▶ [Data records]
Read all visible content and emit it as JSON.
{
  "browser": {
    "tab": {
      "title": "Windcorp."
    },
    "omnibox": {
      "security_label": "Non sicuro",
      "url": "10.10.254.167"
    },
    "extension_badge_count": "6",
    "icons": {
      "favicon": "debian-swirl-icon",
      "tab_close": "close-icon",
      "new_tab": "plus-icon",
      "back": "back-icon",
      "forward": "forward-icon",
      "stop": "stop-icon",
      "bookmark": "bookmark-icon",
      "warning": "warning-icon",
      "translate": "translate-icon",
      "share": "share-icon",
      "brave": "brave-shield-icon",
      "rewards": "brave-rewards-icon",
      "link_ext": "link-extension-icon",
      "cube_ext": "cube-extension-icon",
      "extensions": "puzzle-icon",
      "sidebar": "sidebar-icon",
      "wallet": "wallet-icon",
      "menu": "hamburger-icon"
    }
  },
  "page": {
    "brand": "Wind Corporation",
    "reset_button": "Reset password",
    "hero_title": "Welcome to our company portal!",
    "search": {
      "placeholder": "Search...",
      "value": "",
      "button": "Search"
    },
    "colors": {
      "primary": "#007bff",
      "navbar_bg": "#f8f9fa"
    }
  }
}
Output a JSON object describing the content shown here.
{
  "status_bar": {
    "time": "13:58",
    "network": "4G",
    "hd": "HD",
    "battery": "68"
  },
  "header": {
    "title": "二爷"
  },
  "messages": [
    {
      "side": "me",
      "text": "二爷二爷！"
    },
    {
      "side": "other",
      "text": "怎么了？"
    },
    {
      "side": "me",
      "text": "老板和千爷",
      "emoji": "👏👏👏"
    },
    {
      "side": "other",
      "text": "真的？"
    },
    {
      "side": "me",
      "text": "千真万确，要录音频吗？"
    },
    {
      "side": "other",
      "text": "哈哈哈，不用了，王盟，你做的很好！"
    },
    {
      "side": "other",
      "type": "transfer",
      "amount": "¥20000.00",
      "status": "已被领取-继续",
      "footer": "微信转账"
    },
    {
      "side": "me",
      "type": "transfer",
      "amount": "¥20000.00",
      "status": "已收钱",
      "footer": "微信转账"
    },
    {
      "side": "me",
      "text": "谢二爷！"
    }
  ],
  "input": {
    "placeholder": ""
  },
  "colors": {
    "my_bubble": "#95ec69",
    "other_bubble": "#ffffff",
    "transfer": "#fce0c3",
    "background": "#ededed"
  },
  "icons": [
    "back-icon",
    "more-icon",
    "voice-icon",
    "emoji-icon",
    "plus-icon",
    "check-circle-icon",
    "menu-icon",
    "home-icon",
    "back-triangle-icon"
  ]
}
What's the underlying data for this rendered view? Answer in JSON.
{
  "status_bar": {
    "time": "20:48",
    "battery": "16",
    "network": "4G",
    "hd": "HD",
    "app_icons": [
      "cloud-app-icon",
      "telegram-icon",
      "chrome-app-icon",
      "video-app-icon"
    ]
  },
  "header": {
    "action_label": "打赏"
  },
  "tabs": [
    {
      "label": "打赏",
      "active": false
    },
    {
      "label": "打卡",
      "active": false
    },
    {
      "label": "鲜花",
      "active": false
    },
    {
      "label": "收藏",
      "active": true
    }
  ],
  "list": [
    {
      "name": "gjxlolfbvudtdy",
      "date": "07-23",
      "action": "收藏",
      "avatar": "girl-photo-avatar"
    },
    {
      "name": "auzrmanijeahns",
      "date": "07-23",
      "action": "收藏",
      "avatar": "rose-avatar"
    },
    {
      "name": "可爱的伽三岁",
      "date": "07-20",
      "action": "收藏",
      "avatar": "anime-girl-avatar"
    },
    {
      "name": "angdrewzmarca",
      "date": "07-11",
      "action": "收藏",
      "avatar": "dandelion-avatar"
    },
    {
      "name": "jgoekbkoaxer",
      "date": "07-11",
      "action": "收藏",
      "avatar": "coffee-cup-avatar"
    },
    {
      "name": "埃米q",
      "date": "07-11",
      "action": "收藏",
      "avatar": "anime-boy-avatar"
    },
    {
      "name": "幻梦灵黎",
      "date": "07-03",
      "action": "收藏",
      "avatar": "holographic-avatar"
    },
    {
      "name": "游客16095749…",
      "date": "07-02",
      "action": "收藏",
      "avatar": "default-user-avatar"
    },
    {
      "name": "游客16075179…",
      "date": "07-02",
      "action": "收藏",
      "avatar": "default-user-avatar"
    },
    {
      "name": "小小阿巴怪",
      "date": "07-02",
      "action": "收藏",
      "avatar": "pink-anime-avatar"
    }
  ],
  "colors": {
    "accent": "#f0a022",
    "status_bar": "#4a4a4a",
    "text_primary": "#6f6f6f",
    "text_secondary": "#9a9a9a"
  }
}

==

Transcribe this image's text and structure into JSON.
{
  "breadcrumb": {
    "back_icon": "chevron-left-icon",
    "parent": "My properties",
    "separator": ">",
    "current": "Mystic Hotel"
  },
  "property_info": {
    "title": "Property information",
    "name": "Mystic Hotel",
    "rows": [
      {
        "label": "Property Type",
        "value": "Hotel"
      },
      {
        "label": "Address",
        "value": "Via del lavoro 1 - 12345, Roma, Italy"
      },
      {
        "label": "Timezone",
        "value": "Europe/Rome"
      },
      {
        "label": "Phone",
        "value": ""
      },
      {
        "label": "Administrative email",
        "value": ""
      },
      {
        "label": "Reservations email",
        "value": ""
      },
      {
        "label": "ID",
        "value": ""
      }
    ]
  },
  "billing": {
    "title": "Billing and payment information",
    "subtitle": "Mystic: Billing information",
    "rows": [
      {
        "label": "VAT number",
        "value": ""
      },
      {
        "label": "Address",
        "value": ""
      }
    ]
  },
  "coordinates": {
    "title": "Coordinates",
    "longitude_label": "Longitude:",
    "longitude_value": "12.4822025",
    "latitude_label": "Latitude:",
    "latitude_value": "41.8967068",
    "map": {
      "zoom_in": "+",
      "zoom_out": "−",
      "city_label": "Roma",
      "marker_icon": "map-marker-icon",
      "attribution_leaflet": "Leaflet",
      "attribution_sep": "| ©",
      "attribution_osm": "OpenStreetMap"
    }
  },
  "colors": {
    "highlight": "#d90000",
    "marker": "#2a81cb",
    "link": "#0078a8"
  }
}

...

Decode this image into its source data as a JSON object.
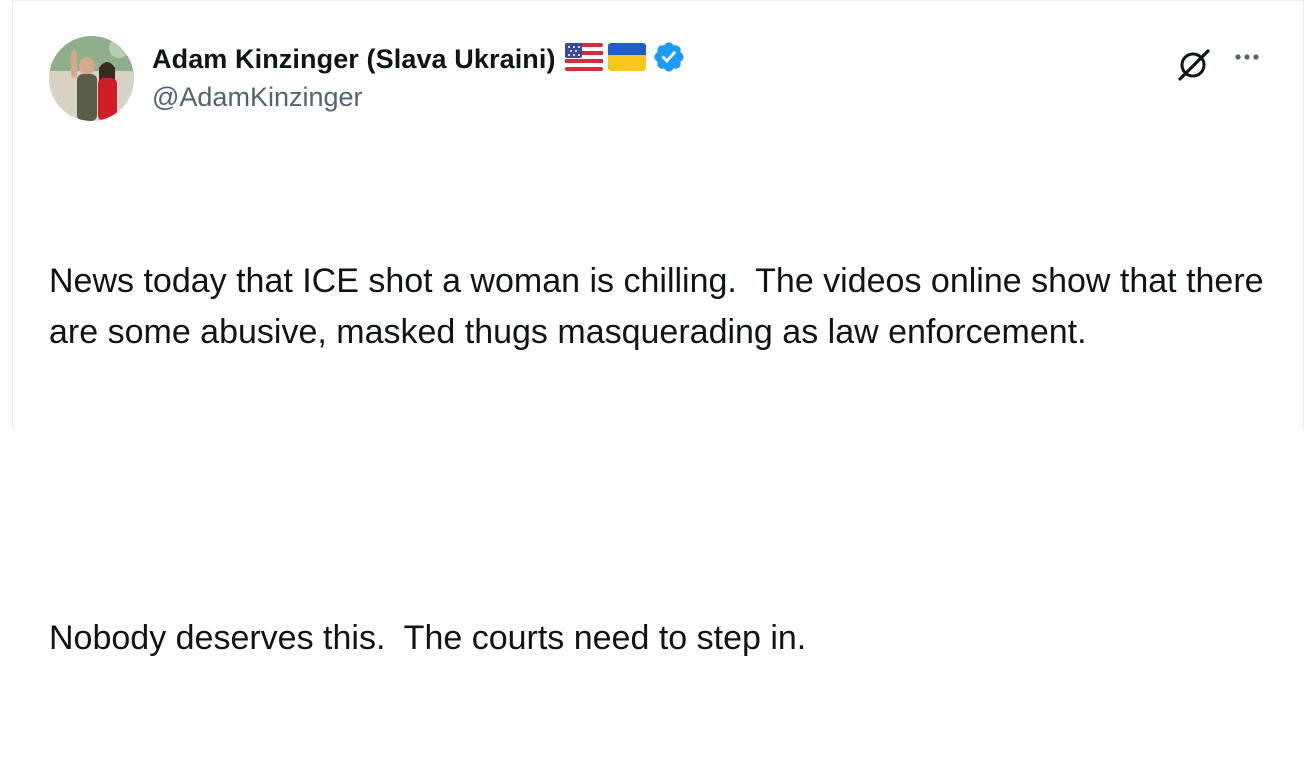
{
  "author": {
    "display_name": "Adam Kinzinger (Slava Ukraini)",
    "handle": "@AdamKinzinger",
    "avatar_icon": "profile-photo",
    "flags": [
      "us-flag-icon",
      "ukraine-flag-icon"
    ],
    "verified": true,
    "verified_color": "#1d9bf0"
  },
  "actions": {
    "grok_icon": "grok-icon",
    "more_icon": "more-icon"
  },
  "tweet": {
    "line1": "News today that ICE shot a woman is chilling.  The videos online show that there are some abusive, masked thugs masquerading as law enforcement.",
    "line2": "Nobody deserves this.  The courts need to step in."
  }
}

▶ [WHAT TO WORK ON]
Reproduce every line of the listing above in which the string "Mystic" appears.

▶ [THE COMPLETED TASK]
    "current": "Mystic Hotel"
    "name": "Mystic Hotel",
    "subtitle": "Mystic: Billing information",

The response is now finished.